[START]

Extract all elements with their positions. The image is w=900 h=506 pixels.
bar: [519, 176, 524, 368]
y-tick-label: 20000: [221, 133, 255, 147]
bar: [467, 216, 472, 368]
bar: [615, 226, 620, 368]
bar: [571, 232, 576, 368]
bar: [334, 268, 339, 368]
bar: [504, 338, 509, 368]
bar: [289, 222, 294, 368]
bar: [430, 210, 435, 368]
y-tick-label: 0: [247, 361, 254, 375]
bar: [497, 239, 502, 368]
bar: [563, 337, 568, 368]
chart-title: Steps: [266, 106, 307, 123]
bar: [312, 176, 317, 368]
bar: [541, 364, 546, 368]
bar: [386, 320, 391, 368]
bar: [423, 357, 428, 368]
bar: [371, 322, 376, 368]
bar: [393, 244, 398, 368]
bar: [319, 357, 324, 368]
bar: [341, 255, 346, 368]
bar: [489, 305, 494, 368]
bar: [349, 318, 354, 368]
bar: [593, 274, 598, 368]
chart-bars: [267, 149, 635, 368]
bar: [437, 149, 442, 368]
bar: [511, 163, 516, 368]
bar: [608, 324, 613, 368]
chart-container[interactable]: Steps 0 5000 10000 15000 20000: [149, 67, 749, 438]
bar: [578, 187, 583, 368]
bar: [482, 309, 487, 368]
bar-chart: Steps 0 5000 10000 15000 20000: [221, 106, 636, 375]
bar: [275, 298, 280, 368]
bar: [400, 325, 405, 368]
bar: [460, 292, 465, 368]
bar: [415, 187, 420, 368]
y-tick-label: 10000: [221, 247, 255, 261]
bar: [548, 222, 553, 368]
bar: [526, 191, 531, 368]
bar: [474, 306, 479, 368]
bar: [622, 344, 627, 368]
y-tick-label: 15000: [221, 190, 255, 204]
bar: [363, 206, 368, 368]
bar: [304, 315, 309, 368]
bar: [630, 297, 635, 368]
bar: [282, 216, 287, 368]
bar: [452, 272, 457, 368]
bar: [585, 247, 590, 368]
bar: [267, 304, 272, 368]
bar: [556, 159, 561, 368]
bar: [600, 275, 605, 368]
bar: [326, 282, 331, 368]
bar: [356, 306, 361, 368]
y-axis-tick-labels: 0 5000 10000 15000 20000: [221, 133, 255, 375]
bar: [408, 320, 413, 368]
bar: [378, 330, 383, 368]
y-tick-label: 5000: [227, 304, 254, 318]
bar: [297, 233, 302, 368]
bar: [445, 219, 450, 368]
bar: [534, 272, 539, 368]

[END]

■ Problem description: Rewrite the rows from the start through the line containing "bar: [593, 274, 598, 368]", replacing "Steps" with "Daily Steps" and leaving everything else unchanged.

■ The reply:
Extract all elements with their positions. The image is w=900 h=506 pixels.
bar: [519, 176, 524, 368]
y-tick-label: 20000: [221, 133, 255, 147]
bar: [467, 216, 472, 368]
bar: [615, 226, 620, 368]
bar: [571, 232, 576, 368]
bar: [334, 268, 339, 368]
bar: [504, 338, 509, 368]
bar: [289, 222, 294, 368]
bar: [430, 210, 435, 368]
y-tick-label: 0: [247, 361, 254, 375]
bar: [497, 239, 502, 368]
bar: [563, 337, 568, 368]
chart-title: Daily Steps: [266, 106, 307, 123]
bar: [312, 176, 317, 368]
bar: [541, 364, 546, 368]
bar: [386, 320, 391, 368]
bar: [423, 357, 428, 368]
bar: [371, 322, 376, 368]
bar: [393, 244, 398, 368]
bar: [319, 357, 324, 368]
bar: [341, 255, 346, 368]
bar: [489, 305, 494, 368]
bar: [349, 318, 354, 368]
bar: [593, 274, 598, 368]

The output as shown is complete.